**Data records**

^^^^^^^^

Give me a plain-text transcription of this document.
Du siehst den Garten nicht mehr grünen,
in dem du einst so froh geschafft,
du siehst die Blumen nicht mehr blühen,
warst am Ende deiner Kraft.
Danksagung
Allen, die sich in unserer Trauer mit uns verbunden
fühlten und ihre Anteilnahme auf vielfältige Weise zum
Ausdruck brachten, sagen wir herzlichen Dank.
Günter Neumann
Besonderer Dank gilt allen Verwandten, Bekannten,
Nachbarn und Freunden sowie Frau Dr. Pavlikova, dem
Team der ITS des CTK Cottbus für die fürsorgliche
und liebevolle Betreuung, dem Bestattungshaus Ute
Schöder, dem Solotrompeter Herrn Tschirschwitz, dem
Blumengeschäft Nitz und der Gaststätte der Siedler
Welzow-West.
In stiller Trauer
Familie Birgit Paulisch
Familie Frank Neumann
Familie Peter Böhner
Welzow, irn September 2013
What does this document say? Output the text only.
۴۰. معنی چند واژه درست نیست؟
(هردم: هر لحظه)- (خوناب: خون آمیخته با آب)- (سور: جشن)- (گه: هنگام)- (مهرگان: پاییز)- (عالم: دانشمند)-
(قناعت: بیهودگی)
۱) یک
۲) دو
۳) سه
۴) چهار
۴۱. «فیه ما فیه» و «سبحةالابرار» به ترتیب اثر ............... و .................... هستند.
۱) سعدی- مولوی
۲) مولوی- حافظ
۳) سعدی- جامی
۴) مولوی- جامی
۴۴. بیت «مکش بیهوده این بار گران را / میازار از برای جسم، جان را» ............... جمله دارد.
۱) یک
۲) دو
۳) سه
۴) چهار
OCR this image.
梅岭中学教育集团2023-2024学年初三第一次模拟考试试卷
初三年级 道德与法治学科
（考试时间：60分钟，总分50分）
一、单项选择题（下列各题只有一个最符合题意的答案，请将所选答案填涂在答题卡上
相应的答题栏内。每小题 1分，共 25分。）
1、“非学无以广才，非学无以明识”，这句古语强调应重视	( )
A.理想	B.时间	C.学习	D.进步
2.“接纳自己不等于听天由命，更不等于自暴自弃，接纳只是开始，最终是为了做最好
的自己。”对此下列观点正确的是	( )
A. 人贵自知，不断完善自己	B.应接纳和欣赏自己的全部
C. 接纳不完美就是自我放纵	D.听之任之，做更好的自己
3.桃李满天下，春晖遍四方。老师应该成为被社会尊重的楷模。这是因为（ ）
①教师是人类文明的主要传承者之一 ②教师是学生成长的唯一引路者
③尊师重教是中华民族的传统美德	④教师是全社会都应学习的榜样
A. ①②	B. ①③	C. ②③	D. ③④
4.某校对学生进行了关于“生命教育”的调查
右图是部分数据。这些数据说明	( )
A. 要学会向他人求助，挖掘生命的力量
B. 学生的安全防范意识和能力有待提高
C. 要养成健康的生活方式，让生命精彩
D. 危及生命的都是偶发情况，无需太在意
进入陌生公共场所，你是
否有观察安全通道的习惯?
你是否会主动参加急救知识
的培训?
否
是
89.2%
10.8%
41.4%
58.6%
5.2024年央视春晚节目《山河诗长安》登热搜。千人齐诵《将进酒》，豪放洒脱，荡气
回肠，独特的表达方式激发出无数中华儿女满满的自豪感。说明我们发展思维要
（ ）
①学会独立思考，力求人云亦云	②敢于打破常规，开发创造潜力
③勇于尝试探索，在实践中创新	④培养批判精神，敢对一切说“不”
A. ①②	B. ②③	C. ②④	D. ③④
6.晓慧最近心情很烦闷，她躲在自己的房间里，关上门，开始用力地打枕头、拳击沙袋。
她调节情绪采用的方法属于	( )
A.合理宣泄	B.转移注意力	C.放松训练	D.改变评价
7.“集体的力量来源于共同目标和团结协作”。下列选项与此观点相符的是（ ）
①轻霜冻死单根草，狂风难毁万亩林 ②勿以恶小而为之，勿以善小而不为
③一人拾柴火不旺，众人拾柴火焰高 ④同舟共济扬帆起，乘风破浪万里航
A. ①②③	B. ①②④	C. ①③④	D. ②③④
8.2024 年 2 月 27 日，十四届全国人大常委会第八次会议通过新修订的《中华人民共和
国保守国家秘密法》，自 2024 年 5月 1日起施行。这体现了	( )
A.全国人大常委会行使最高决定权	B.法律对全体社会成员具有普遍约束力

^^^^^^^^

**The request**
Output the listing above without altering a single character.

**Reply to the exercise**
Give me a plain-text transcription of this document.
Du siehst den Garten nicht mehr grünen,
in dem du einst so froh geschafft,
du siehst die Blumen nicht mehr blühen,
warst am Ende deiner Kraft.
Danksagung
Allen, die sich in unserer Trauer mit uns verbunden
fühlten und ihre Anteilnahme auf vielfältige Weise zum
Ausdruck brachten, sagen wir herzlichen Dank.
Günter Neumann
Besonderer Dank gilt allen Verwandten, Bekannten,
Nachbarn und Freunden sowie Frau Dr. Pavlikova, dem
Team der ITS des CTK Cottbus für die fürsorgliche
und liebevolle Betreuung, dem Bestattungshaus Ute
Schöder, dem Solotrompeter Herrn Tschirschwitz, dem
Blumengeschäft Nitz und der Gaststätte der Siedler
Welzow-West.
In stiller Trauer
Familie Birgit Paulisch
Familie Frank Neumann
Familie Peter Böhner
Welzow, irn September 2013
What does this document say? Output the text only.
۴۰. معنی چند واژه درست نیست؟
(هردم: هر لحظه)- (خوناب: خون آمیخته با آب)- (سور: جشن)- (گه: هنگام)- (مهرگان: پاییز)- (عالم: دانشمند)-
(قناعت: بیهودگی)
۱) یک
۲) دو
۳) سه
۴) چهار
۴۱. «فیه ما فیه» و «سبحةالابرار» به ترتیب اثر ............... و .................... هستند.
۱) سعدی- مولوی
۲) مولوی- حافظ
۳) سعدی- جامی
۴) مولوی- جامی
۴۴. بیت «مکش بیهوده این بار گران را / میازار از برای جسم، جان را» ............... جمله دارد.
۱) یک
۲) دو
۳) سه
۴) چهار
OCR this image.
梅岭中学教育集团2023-2024学年初三第一次模拟考试试卷
初三年级 道德与法治学科
（考试时间：60分钟，总分50分）
一、单项选择题（下列各题只有一个最符合题意的答案，请将所选答案填涂在答题卡上
相应的答题栏内。每小题 1分，共 25分。）
1、“非学无以广才，非学无以明识”，这句古语强调应重视	( )
A.理想	B.时间	C.学习	D.进步
2.“接纳自己不等于听天由命，更不等于自暴自弃，接纳只是开始，最终是为了做最好
的自己。”对此下列观点正确的是	( )
A. 人贵自知，不断完善自己	B.应接纳和欣赏自己的全部
C. 接纳不完美就是自我放纵	D.听之任之，做更好的自己
3.桃李满天下，春晖遍四方。老师应该成为被社会尊重的楷模。这是因为（ ）
①教师是人类文明的主要传承者之一 ②教师是学生成长的唯一引路者
③尊师重教是中华民族的传统美德	④教师是全社会都应学习的榜样
A. ①②	B. ①③	C. ②③	D. ③④
4.某校对学生进行了关于“生命教育”的调查
右图是部分数据。这些数据说明	( )
A. 要学会向他人求助，挖掘生命的力量
B. 学生的安全防范意识和能力有待提高
C. 要养成健康的生活方式，让生命精彩
D. 危及生命的都是偶发情况，无需太在意
进入陌生公共场所，你是
否有观察安全通道的习惯?
你是否会主动参加急救知识
的培训?
否
是
89.2%
10.8%
41.4%
58.6%
5.2024年央视春晚节目《山河诗长安》登热搜。千人齐诵《将进酒》，豪放洒脱，荡气
回肠，独特的表达方式激发出无数中华儿女满满的自豪感。说明我们发展思维要
（ ）
①学会独立思考，力求人云亦云	②敢于打破常规，开发创造潜力
③勇于尝试探索，在实践中创新	④培养批判精神，敢对一切说“不”
A. ①②	B. ②③	C. ②④	D. ③④
6.晓慧最近心情很烦闷，她躲在自己的房间里，关上门，开始用力地打枕头、拳击沙袋。
她调节情绪采用的方法属于	( )
A.合理宣泄	B.转移注意力	C.放松训练	D.改变评价
7.“集体的力量来源于共同目标和团结协作”。下列选项与此观点相符的是（ ）
①轻霜冻死单根草，狂风难毁万亩林 ②勿以恶小而为之，勿以善小而不为
③一人拾柴火不旺，众人拾柴火焰高 ④同舟共济扬帆起，乘风破浪万里航
A. ①②③	B. ①②④	C. ①③④	D. ②③④
8.2024 年 2 月 27 日，十四届全国人大常委会第八次会议通过新修订的《中华人民共和
国保守国家秘密法》，自 2024 年 5月 1日起施行。这体现了	( )
A.全国人大常委会行使最高决定权	B.法律对全体社会成员具有普遍约束力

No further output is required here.